The Slingsby T.3 Primary (a.k.a. Dagling) was a single-seat training glider produced in the 1930s by Fred Slingsby in Kirbymoorside, Yorkshire.

Design and development
During the 1920s Alexander Lippisch designed a training glider with very low performance to introduce pilots gradually to full-blown gliding. The result was a glider with a very simple structure of an open framework fuselage, with short wings attached by cables to a king post and the base of the fuselage. Lippisch's original design, the Zögling (Pupil in English)  had an all-wood fuselage but Wolf Hirth instigated a redesign of the rear fuselage using steel tubes.

### WHAT TO DO
a – Rename "Zögling" as "Zoegling" in the glider text, starting at "Design and development" and ending at "using steel tubes.".
b – Condense the paragraph of the glider text that opens with "During the 1920s Alexander Lippisch" into a short bulleted list of its main facts.
The items that come next have nothing to do with the text on the Slingsby glider.

### RECORD EXTRACTS
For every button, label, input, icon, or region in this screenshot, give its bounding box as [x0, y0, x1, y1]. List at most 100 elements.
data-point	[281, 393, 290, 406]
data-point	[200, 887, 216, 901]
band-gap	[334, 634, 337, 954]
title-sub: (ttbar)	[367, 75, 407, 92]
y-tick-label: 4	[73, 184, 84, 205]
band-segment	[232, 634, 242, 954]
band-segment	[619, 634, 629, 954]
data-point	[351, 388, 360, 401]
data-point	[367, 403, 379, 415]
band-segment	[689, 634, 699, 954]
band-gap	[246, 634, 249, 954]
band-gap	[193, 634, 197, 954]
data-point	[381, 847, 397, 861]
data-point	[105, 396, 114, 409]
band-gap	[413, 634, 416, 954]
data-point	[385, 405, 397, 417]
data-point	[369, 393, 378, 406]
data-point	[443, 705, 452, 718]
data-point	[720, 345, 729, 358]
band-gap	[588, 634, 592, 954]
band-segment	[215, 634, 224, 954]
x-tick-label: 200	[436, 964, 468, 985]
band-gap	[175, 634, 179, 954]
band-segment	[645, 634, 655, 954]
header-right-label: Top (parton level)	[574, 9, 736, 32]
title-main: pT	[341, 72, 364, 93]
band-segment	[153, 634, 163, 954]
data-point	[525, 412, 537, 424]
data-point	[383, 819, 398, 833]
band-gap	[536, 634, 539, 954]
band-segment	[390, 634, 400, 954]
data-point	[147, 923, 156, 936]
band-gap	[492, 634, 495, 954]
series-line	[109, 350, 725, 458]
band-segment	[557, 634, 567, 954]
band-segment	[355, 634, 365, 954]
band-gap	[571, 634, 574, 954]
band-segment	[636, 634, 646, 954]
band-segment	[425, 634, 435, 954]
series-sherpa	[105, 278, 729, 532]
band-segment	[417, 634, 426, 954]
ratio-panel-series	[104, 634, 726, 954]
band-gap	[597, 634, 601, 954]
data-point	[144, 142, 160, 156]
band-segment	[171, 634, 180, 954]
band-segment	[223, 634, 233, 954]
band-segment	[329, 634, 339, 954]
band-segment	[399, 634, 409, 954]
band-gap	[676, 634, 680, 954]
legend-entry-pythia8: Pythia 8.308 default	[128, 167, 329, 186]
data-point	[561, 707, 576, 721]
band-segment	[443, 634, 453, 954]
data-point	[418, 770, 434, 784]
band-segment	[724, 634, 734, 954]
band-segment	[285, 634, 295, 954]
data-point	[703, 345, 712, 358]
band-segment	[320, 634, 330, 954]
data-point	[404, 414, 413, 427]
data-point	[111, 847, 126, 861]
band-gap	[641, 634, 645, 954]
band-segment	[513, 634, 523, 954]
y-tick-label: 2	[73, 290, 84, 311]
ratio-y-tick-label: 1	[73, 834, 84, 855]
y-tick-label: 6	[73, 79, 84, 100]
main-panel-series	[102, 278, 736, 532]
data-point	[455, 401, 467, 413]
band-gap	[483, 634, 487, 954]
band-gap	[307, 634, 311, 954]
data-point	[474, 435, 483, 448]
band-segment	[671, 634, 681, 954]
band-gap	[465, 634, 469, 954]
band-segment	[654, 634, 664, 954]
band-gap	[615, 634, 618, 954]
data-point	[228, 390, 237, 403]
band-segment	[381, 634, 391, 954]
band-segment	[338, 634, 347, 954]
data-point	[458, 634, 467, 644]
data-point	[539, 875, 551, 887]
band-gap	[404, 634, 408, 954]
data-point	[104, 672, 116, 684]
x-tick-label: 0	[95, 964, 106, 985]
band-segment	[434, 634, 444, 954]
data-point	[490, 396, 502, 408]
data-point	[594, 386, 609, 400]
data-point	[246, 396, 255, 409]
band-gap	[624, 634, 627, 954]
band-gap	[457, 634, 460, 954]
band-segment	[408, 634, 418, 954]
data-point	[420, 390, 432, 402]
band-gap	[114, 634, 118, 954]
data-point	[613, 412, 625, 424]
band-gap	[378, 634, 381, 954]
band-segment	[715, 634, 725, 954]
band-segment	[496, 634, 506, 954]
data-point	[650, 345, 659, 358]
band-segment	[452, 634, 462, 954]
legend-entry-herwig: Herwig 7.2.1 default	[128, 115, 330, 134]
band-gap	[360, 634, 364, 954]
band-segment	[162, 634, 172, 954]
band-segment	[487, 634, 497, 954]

### OUTPUTS IN ORDER
a –
Design and development
During the 1920s Alexander Lippisch designed a training glider with very low performance to introduce pilots gradually to full-blown gliding. The result was a glider with a very simple structure of an open framework fuselage, with short wings attached by cables to a king post and the base of the fuselage. Lippisch's original design, the Zoegling (Pupil in English)  had an all-wood fuselage but Wolf Hirth instigated a redesign of the rear fuselage using steel tubes.

b –
- In the 1920s, Alexander Lippisch designed a very low-performance training glider to ease pilots into full gliding.
- It had a simple open-framework fuselage, with short wings braced by cables to a king post and the fuselage base.
- His original design, the Zögling (Pupil), had an all-wood fuselage.
- Wolf Hirth led a redesign of the rear fuselage using steel tubes.